### Supplied material
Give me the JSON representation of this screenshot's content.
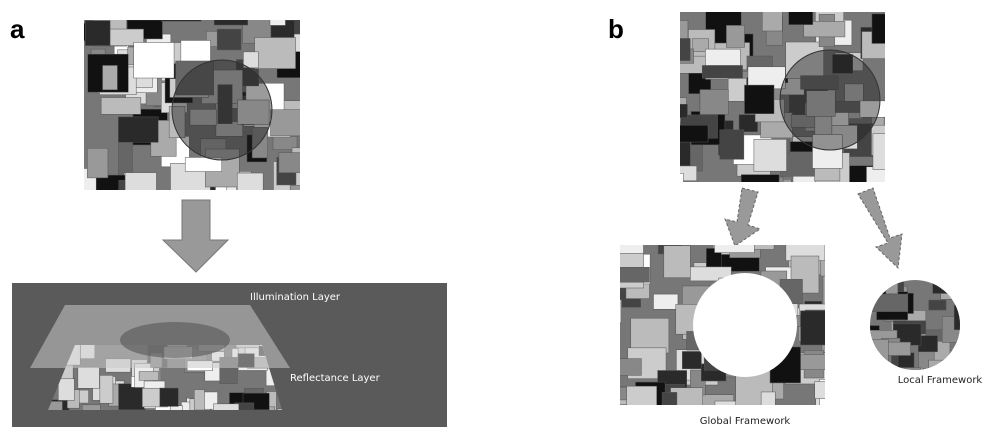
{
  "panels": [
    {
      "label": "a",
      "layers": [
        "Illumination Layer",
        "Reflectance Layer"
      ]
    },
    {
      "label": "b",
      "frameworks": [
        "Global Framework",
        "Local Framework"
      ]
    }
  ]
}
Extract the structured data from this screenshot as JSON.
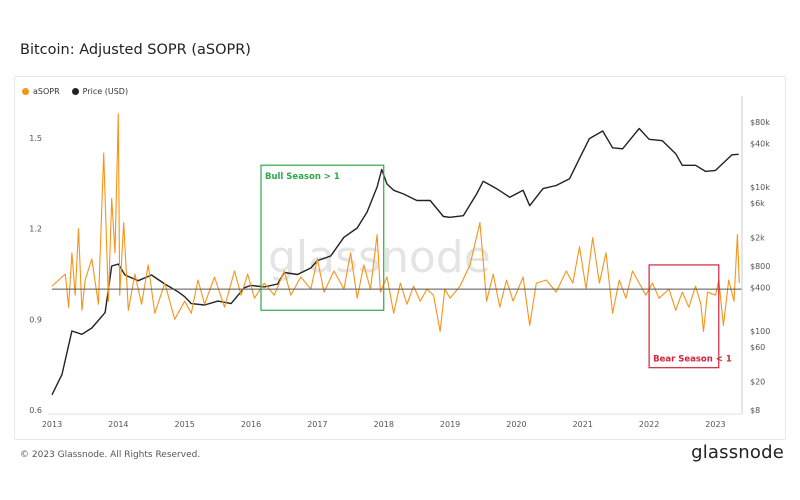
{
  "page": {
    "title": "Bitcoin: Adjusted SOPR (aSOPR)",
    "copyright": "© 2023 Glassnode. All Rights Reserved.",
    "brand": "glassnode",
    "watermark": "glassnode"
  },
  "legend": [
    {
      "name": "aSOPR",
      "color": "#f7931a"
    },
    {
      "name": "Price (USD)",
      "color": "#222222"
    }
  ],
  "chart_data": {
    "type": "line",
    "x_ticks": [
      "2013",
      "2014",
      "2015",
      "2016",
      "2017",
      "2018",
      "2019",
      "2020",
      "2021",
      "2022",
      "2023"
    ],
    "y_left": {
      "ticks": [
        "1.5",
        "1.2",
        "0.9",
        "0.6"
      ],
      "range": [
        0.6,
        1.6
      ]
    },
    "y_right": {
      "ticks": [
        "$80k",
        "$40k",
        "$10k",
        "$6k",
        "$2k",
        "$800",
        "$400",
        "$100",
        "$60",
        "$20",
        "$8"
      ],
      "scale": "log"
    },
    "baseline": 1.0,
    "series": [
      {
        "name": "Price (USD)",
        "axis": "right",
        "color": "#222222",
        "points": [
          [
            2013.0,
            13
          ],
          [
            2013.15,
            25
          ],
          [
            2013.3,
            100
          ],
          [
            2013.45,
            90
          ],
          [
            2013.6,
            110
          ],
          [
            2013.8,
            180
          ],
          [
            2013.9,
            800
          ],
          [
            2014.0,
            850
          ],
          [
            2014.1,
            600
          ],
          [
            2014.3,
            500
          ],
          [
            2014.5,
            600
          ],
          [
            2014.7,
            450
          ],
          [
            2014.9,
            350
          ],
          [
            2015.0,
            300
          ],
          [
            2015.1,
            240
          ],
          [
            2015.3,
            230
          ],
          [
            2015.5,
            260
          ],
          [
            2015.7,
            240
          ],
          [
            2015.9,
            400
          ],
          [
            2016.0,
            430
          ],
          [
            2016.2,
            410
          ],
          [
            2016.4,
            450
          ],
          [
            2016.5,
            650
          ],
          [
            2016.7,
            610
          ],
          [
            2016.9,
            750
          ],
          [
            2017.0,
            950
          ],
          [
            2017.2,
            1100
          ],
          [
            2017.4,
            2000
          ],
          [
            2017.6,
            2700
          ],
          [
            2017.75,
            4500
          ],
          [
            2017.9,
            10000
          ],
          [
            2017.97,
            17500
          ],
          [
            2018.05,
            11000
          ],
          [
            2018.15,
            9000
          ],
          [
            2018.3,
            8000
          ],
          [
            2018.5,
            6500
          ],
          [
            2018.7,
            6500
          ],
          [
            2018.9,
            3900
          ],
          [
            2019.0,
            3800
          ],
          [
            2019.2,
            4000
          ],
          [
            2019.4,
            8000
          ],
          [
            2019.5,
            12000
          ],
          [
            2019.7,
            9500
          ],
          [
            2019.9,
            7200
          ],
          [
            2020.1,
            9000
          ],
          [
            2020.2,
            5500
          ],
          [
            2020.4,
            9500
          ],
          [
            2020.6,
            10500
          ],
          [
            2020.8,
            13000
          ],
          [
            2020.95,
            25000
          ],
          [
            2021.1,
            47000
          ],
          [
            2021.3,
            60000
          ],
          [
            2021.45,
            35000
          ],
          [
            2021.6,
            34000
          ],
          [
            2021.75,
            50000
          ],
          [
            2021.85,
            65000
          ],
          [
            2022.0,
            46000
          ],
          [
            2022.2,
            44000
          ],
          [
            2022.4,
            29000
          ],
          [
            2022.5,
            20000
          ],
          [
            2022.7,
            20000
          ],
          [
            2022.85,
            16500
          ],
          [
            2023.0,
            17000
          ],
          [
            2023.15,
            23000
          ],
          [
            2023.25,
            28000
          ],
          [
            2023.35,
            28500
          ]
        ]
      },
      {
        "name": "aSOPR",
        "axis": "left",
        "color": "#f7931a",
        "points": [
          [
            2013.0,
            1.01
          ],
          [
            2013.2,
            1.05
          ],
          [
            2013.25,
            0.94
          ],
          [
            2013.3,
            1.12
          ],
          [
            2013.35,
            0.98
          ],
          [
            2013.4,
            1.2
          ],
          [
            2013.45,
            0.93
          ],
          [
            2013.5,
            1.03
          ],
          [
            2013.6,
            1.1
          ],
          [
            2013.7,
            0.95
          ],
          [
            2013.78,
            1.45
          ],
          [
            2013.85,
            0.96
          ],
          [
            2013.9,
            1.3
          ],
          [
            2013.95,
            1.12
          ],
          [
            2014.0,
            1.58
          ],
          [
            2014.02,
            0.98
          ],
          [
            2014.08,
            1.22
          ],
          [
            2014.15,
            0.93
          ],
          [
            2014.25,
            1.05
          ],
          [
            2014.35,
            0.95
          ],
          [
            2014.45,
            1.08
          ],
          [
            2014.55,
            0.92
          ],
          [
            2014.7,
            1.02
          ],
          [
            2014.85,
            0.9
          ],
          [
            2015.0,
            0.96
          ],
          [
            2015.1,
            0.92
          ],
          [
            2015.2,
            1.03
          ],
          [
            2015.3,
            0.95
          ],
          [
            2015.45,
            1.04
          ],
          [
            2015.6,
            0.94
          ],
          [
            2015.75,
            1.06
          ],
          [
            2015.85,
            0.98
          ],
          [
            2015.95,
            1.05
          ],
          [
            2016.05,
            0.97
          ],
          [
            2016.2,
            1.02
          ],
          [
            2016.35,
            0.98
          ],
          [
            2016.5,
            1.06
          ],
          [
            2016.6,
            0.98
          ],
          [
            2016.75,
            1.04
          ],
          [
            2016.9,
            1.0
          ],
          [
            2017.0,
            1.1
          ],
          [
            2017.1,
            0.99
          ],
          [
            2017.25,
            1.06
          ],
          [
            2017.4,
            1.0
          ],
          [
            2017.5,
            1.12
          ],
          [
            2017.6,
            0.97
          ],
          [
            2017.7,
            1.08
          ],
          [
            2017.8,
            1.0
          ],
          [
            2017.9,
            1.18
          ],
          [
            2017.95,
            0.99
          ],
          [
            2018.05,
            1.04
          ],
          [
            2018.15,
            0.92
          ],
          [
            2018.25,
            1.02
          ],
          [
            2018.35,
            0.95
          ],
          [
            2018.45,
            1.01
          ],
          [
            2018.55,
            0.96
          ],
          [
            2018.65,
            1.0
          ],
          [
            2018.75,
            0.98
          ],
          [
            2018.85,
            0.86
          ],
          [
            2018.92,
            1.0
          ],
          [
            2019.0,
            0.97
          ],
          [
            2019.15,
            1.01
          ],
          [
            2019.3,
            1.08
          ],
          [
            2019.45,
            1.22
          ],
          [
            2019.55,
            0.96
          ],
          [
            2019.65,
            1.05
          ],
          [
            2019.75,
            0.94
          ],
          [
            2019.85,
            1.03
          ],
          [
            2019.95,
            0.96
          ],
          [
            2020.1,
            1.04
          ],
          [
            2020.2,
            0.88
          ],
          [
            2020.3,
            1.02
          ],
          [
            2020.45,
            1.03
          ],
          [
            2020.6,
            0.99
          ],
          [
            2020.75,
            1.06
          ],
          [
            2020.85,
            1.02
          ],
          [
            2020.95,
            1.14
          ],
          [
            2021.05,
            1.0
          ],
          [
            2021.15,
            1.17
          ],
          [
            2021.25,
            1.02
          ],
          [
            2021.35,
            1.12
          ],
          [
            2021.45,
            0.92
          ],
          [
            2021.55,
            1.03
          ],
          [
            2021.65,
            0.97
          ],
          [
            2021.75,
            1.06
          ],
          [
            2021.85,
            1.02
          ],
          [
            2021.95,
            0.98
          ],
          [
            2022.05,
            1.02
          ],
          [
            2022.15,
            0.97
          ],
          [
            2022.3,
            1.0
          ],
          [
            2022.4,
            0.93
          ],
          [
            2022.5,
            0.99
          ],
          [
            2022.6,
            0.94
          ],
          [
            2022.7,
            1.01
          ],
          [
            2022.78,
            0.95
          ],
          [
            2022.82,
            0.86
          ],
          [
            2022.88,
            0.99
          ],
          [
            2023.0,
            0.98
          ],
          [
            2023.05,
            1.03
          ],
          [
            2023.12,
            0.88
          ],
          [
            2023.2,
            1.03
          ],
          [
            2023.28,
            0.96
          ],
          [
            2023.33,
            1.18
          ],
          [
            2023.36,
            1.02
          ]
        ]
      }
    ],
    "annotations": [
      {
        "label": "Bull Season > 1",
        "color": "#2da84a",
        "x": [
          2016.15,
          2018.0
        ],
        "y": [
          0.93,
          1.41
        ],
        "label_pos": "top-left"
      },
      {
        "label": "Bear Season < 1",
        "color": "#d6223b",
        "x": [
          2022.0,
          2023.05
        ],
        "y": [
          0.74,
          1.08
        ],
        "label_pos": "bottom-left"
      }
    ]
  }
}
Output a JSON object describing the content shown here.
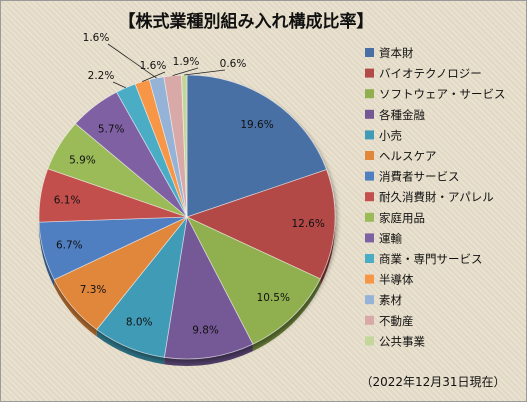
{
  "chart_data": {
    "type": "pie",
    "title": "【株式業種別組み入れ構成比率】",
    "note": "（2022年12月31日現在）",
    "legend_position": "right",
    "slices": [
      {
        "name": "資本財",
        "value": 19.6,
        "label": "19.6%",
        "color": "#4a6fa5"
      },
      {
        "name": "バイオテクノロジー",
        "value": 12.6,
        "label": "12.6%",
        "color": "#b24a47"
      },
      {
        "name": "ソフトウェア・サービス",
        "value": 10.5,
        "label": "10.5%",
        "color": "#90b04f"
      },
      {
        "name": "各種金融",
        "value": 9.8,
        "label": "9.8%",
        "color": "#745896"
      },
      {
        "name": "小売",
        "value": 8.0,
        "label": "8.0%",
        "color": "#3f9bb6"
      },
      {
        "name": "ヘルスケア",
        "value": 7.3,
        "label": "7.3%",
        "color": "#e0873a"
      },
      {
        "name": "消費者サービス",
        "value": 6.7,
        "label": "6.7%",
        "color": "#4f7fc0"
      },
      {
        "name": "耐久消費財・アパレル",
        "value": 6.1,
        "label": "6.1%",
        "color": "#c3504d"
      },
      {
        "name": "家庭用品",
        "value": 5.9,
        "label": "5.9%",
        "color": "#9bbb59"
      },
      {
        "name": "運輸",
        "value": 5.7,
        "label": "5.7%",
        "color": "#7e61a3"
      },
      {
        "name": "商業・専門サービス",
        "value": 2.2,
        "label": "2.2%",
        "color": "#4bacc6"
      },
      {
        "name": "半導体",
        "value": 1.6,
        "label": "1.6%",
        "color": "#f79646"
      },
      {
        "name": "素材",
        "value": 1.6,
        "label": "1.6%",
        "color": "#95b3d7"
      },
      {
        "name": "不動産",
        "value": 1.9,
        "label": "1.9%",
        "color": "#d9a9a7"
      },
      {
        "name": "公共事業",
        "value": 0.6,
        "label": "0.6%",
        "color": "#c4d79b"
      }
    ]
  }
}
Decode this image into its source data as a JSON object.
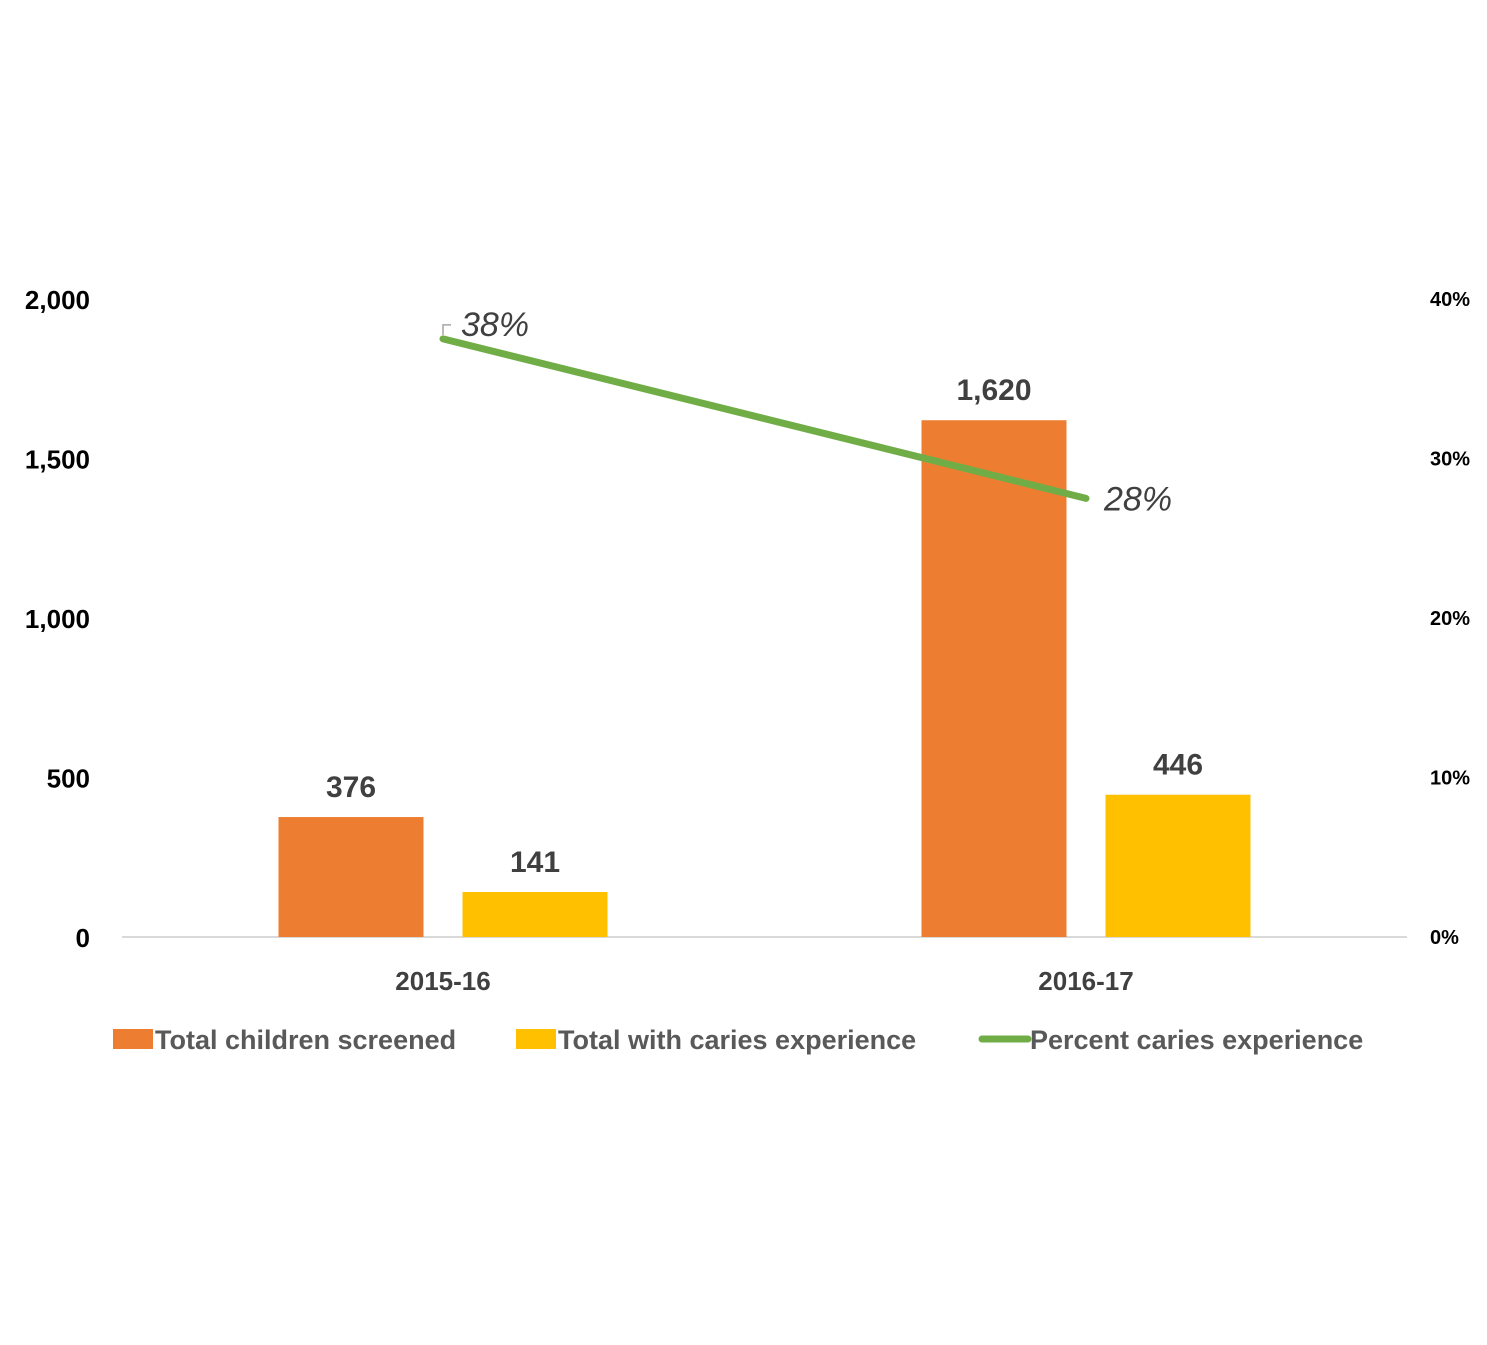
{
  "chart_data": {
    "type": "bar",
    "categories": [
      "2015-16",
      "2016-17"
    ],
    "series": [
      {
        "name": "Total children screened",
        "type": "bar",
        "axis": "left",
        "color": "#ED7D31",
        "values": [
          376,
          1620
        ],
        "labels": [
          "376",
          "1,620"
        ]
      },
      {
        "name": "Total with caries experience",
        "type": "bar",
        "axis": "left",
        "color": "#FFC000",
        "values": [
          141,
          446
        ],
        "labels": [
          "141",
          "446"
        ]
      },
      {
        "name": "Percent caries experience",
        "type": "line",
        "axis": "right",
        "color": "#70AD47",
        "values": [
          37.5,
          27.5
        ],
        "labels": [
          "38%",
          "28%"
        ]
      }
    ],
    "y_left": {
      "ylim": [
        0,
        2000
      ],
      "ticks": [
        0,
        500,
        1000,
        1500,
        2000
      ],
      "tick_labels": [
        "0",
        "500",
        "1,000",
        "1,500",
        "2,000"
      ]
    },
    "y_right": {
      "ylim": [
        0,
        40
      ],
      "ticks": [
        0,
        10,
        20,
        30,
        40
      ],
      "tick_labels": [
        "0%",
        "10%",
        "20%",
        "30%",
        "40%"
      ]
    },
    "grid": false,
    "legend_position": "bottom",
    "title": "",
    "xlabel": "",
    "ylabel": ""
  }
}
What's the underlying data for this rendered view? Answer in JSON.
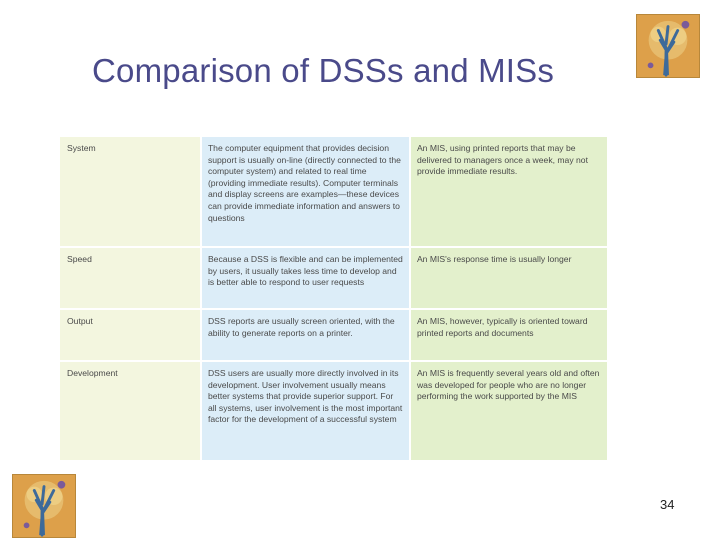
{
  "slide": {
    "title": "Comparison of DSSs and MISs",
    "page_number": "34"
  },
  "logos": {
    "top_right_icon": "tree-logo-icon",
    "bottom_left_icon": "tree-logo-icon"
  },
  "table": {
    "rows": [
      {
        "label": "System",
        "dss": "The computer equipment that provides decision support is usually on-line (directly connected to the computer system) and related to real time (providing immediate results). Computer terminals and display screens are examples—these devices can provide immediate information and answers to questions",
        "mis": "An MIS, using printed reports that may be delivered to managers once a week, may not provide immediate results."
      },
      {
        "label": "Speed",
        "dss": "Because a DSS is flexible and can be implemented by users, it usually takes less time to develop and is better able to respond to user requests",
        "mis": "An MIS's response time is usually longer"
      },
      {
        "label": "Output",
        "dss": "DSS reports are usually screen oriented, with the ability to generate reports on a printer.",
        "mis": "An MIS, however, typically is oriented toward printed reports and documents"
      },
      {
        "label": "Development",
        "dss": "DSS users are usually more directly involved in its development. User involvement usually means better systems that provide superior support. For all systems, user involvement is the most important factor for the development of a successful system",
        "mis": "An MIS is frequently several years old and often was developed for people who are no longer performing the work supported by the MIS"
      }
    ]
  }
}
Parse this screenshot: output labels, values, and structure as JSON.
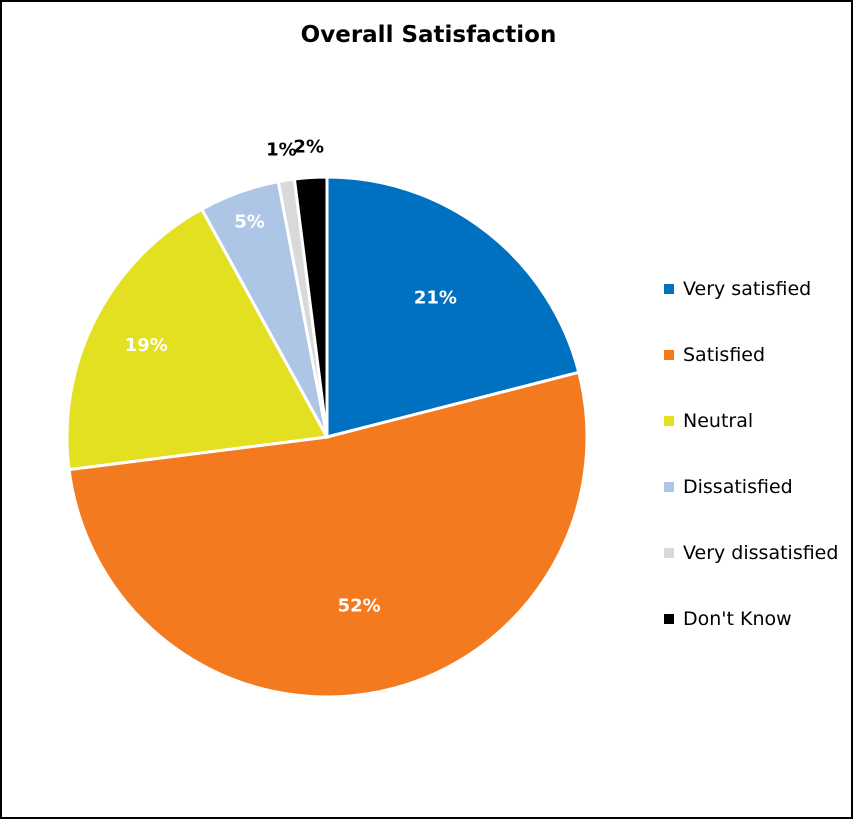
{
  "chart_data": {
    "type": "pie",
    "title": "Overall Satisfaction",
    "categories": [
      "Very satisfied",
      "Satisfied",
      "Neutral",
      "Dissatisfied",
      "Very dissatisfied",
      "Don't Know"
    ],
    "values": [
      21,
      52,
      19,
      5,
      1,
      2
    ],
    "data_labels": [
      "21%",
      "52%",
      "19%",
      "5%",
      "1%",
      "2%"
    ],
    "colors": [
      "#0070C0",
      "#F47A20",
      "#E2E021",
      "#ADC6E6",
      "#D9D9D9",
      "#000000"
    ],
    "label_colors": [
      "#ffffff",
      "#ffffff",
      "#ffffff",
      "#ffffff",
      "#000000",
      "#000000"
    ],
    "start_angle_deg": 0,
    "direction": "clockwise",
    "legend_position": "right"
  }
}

### Your goal
Pull out and copy each line containing the string "oriented".

### Worked solution
        "dss": "DSS reports are usually screen oriented, with the ability to generate reports on a printer.",
        "mis": "An MIS, however, typically is oriented toward printed reports and documents"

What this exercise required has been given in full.